Stated exercise: Select from the records below every line that has the word "Temperature" in it.

[Items from a figure collection]
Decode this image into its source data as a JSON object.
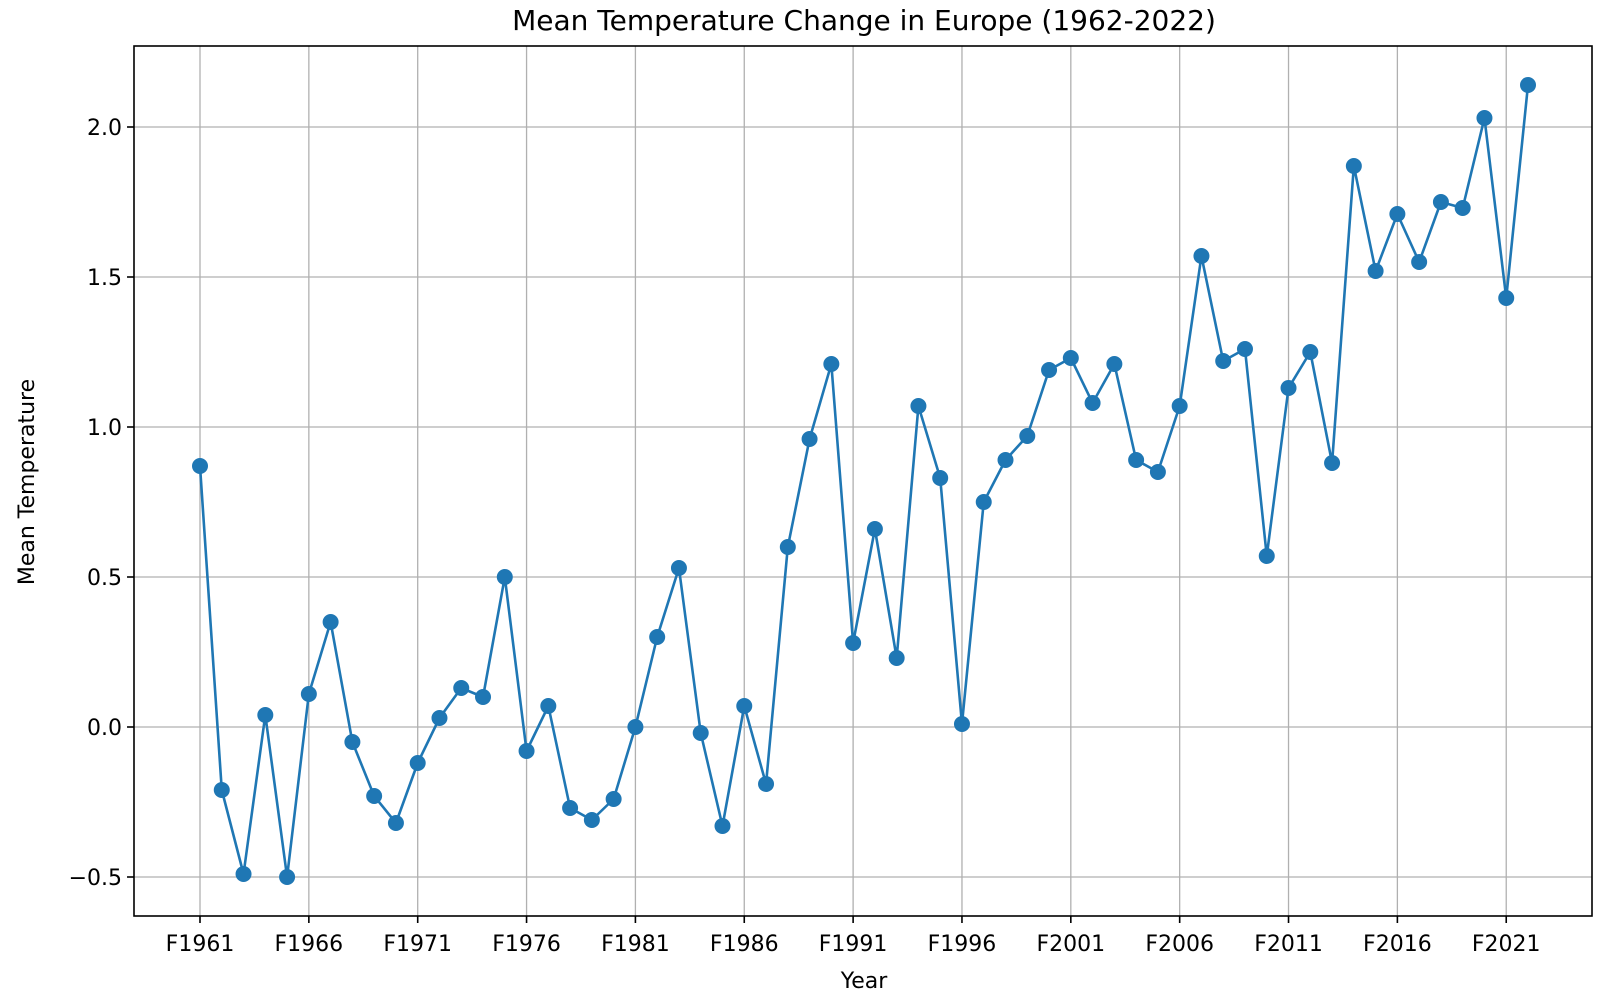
{
  "chart_data": {
    "type": "line",
    "title": "Mean Temperature Change in Europe (1962-2022)",
    "xlabel": "Year",
    "ylabel": "Mean Temperature",
    "grid": true,
    "marker": "circle",
    "color": "#1f77b4",
    "ylim": [
      -0.63,
      2.27
    ],
    "yticks": [
      -0.5,
      0.0,
      0.5,
      1.0,
      1.5,
      2.0
    ],
    "ytick_labels": [
      "−0.5",
      "0.0",
      "0.5",
      "1.0",
      "1.5",
      "2.0"
    ],
    "xtick_labels": [
      "F1961",
      "F1966",
      "F1971",
      "F1976",
      "F1981",
      "F1986",
      "F1991",
      "F1996",
      "F2001",
      "F2006",
      "F2011",
      "F2016",
      "F2021"
    ],
    "categories": [
      "F1961",
      "F1962",
      "F1963",
      "F1964",
      "F1965",
      "F1966",
      "F1967",
      "F1968",
      "F1969",
      "F1970",
      "F1971",
      "F1972",
      "F1973",
      "F1974",
      "F1975",
      "F1976",
      "F1977",
      "F1978",
      "F1979",
      "F1980",
      "F1981",
      "F1982",
      "F1983",
      "F1984",
      "F1985",
      "F1986",
      "F1987",
      "F1988",
      "F1989",
      "F1990",
      "F1991",
      "F1992",
      "F1993",
      "F1994",
      "F1995",
      "F1996",
      "F1997",
      "F1998",
      "F1999",
      "F2000",
      "F2001",
      "F2002",
      "F2003",
      "F2004",
      "F2005",
      "F2006",
      "F2007",
      "F2008",
      "F2009",
      "F2010",
      "F2011",
      "F2012",
      "F2013",
      "F2014",
      "F2015",
      "F2016",
      "F2017",
      "F2018",
      "F2019",
      "F2020",
      "F2021",
      "F2022"
    ],
    "values": [
      0.87,
      -0.21,
      -0.49,
      0.04,
      -0.5,
      0.11,
      0.35,
      -0.05,
      -0.23,
      -0.32,
      -0.12,
      0.03,
      0.13,
      0.1,
      0.5,
      -0.08,
      0.07,
      -0.27,
      -0.31,
      -0.24,
      0.0,
      0.3,
      0.53,
      -0.02,
      -0.33,
      0.07,
      -0.19,
      0.6,
      0.96,
      1.21,
      0.28,
      0.66,
      0.23,
      1.07,
      0.83,
      0.01,
      0.75,
      0.89,
      0.97,
      1.19,
      1.23,
      1.08,
      1.21,
      0.89,
      0.85,
      1.07,
      1.57,
      1.22,
      1.26,
      0.57,
      1.13,
      1.25,
      0.88,
      1.87,
      1.52,
      1.71,
      1.55,
      1.75,
      1.73,
      2.03,
      1.43,
      2.14
    ]
  }
}
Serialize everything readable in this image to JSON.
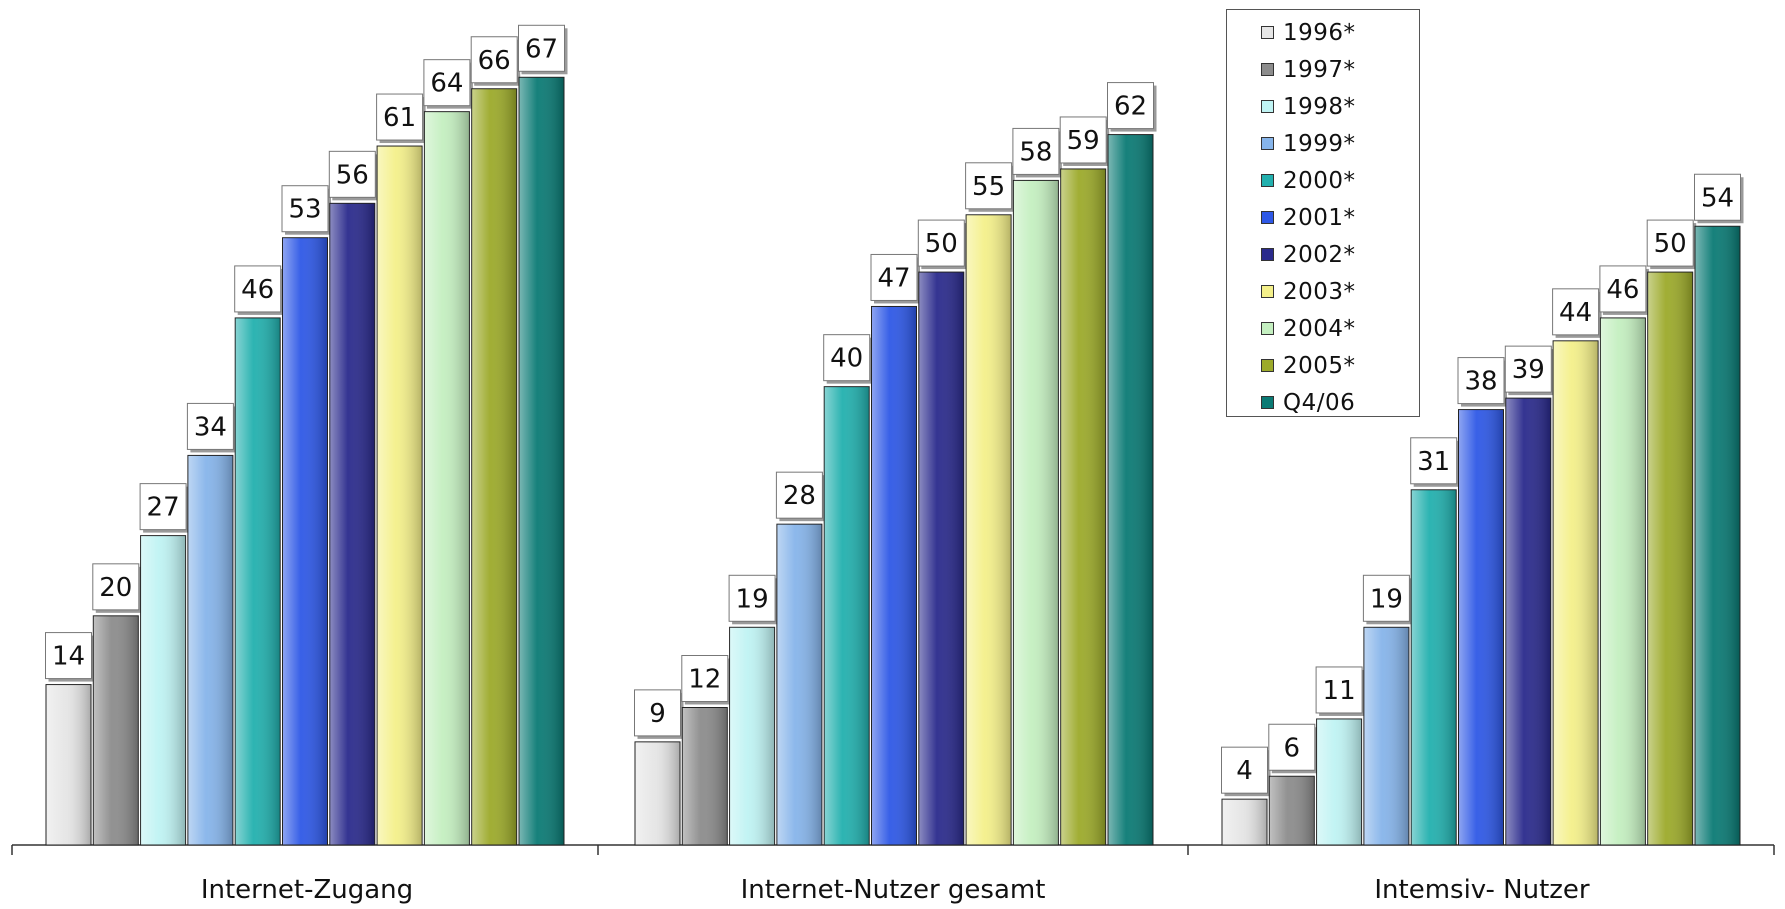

Full solution:
    "title": "Mean Temperature Change in Europe (1962-2022)",
    "ylabel": "Mean Temperature",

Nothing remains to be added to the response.